───── Extracted entries ─────

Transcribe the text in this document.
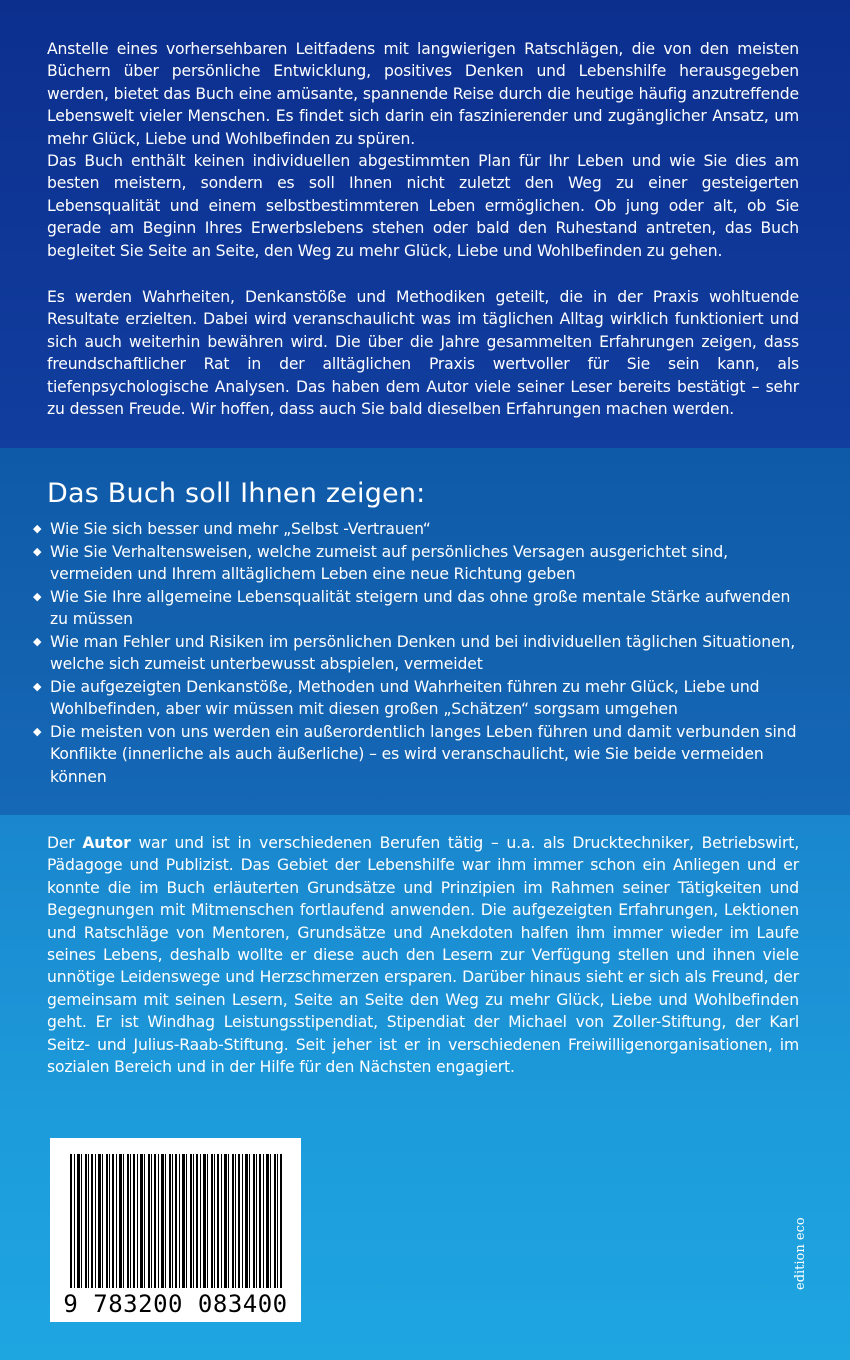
Anstelle eines vorhersehbaren Leitfadens mit langwierigen Ratschlägen, die von den meisten Büchern über persönliche Entwicklung, positives Denken und Lebenshilfe herausgegeben werden, bietet das Buch eine amüsante, spannende Reise durch die heutige häufig anzutreffende Lebenswelt vieler Menschen. Es findet sich darin ein faszinierender und zugänglicher Ansatz, um mehr Glück, Liebe und Wohlbefinden zu spüren.
Das Buch enthält keinen individuellen abgestimmten Plan für Ihr Leben und wie Sie dies am besten meistern, sondern es soll Ihnen nicht zuletzt den Weg zu einer gesteigerten Lebensqualität und einem selbstbestimmteren Leben ermöglichen. Ob jung oder alt, ob Sie gerade am Beginn Ihres Erwerbslebens stehen oder bald den Ruhestand antreten, das Buch begleitet Sie Seite an Seite, den Weg zu mehr Glück, Liebe und Wohlbefinden zu gehen.

Es werden Wahrheiten, Denkanstöße und Methodiken geteilt, die in der Praxis wohltuende Resultate erzielten. Dabei wird veranschaulicht was im täglichen Alltag wirklich funktioniert und sich auch weiterhin bewähren wird. Die über die Jahre gesammelten Erfahrungen zeigen, dass freundschaftlicher Rat in der alltäglichen Praxis wertvoller für Sie sein kann, als tiefenpsychologische Analysen. Das haben dem Autor viele seiner Leser bereits bestätigt – sehr zu dessen Freude. Wir hoffen, dass auch Sie bald dieselben Erfahrungen machen werden.

Das Buch soll Ihnen zeigen:
◆ Wie Sie sich besser und mehr „Selbst -Vertrauen“
◆ Wie Sie Verhaltensweisen, welche zumeist auf persönliches Versagen ausgerichtet sind, vermeiden und Ihrem alltäglichem Leben eine neue Richtung geben
◆ Wie Sie Ihre allgemeine Lebensqualität steigern und das ohne große mentale Stärke aufwenden zu müssen
◆ Wie man Fehler und Risiken im persönlichen Denken und bei individuellen täglichen Situationen, welche sich zumeist unterbewusst abspielen, vermeidet
◆ Die aufgezeigten Denkanstöße, Methoden und Wahrheiten führen zu mehr Glück, Liebe und Wohlbefinden, aber wir müssen mit diesen großen „Schätzen“ sorgsam umgehen
◆ Die meisten von uns werden ein außerordentlich langes Leben führen und damit verbunden sind Konflikte (innerliche als auch äußerliche) – es wird veranschaulicht, wie Sie beide vermeiden können

Der Autor war und ist in verschiedenen Berufen tätig – u.a. als Drucktechniker, Betriebswirt, Pädagoge und Publizist. Das Gebiet der Lebenshilfe war ihm immer schon ein Anliegen und er konnte die im Buch erläuterten Grundsätze und Prinzipien im Rahmen seiner Tätigkeiten und Begegnungen mit Mitmenschen fortlaufend anwenden. Die aufgezeigten Erfahrungen, Lektionen und Ratschläge von Mentoren, Grundsätze und Anekdoten halfen ihm immer wieder im Laufe seines Lebens, deshalb wollte er diese auch den Lesern zur Verfügung stellen und ihnen viele unnötige Leidenswege und Herzschmerzen ersparen. Darüber hinaus sieht er sich als Freund, der gemeinsam mit seinen Lesern, Seite an Seite den Weg zu mehr Glück, Liebe und Wohlbefinden geht. Er ist Windhag Leistungsstipendiat, Stipendiat der Michael von Zoller-Stiftung, der Karl Seitz- und Julius-Raab-Stiftung. Seit jeher ist er in verschiedenen Freiwilligenorganisationen, im sozialen Bereich und in der Hilfe für den Nächsten engagiert.

9 783200 083400
edition eco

─────

* Work to do
Return the records exactly. Don't carry the pictures over.

* Written answer
Transcribe the text in this document.
Anstelle eines vorhersehbaren Leitfadens mit langwierigen Ratschlägen, die von den meisten Büchern über persönliche Entwicklung, positives Denken und Lebenshilfe herausgegeben werden, bietet das Buch eine amüsante, spannende Reise durch die heutige häufig anzutreffende Lebenswelt vieler Menschen. Es findet sich darin ein faszinierender und zugänglicher Ansatz, um mehr Glück, Liebe und Wohlbefinden zu spüren.
Das Buch enthält keinen individuellen abgestimmten Plan für Ihr Leben und wie Sie dies am besten meistern, sondern es soll Ihnen nicht zuletzt den Weg zu einer gesteigerten Lebensqualität und einem selbstbestimmteren Leben ermöglichen. Ob jung oder alt, ob Sie gerade am Beginn Ihres Erwerbslebens stehen oder bald den Ruhestand antreten, das Buch begleitet Sie Seite an Seite, den Weg zu mehr Glück, Liebe und Wohlbefinden zu gehen.

Es werden Wahrheiten, Denkanstöße und Methodiken geteilt, die in der Praxis wohltuende Resultate erzielten. Dabei wird veranschaulicht was im täglichen Alltag wirklich funktioniert und sich auch weiterhin bewähren wird. Die über die Jahre gesammelten Erfahrungen zeigen, dass freundschaftlicher Rat in der alltäglichen Praxis wertvoller für Sie sein kann, als tiefenpsychologische Analysen. Das haben dem Autor viele seiner Leser bereits bestätigt – sehr zu dessen Freude. Wir hoffen, dass auch Sie bald dieselben Erfahrungen machen werden.

Das Buch soll Ihnen zeigen:
◆ Wie Sie sich besser und mehr „Selbst -Vertrauen“
◆ Wie Sie Verhaltensweisen, welche zumeist auf persönliches Versagen ausgerichtet sind, vermeiden und Ihrem alltäglichem Leben eine neue Richtung geben
◆ Wie Sie Ihre allgemeine Lebensqualität steigern und das ohne große mentale Stärke aufwenden zu müssen
◆ Wie man Fehler und Risiken im persönlichen Denken und bei individuellen täglichen Situationen, welche sich zumeist unterbewusst abspielen, vermeidet
◆ Die aufgezeigten Denkanstöße, Methoden und Wahrheiten führen zu mehr Glück, Liebe und Wohlbefinden, aber wir müssen mit diesen großen „Schätzen“ sorgsam umgehen
◆ Die meisten von uns werden ein außerordentlich langes Leben führen und damit verbunden sind Konflikte (innerliche als auch äußerliche) – es wird veranschaulicht, wie Sie beide vermeiden können

Der Autor war und ist in verschiedenen Berufen tätig – u.a. als Drucktechniker, Betriebswirt, Pädagoge und Publizist. Das Gebiet der Lebenshilfe war ihm immer schon ein Anliegen und er konnte die im Buch erläuterten Grundsätze und Prinzipien im Rahmen seiner Tätigkeiten und Begegnungen mit Mitmenschen fortlaufend anwenden. Die aufgezeigten Erfahrungen, Lektionen und Ratschläge von Mentoren, Grundsätze und Anekdoten halfen ihm immer wieder im Laufe seines Lebens, deshalb wollte er diese auch den Lesern zur Verfügung stellen und ihnen viele unnötige Leidenswege und Herzschmerzen ersparen. Darüber hinaus sieht er sich als Freund, der gemeinsam mit seinen Lesern, Seite an Seite den Weg zu mehr Glück, Liebe und Wohlbefinden geht. Er ist Windhag Leistungsstipendiat, Stipendiat der Michael von Zoller-Stiftung, der Karl Seitz- und Julius-Raab-Stiftung. Seit jeher ist er in verschiedenen Freiwilligenorganisationen, im sozialen Bereich und in der Hilfe für den Nächsten engagiert.

9 783200 083400
edition eco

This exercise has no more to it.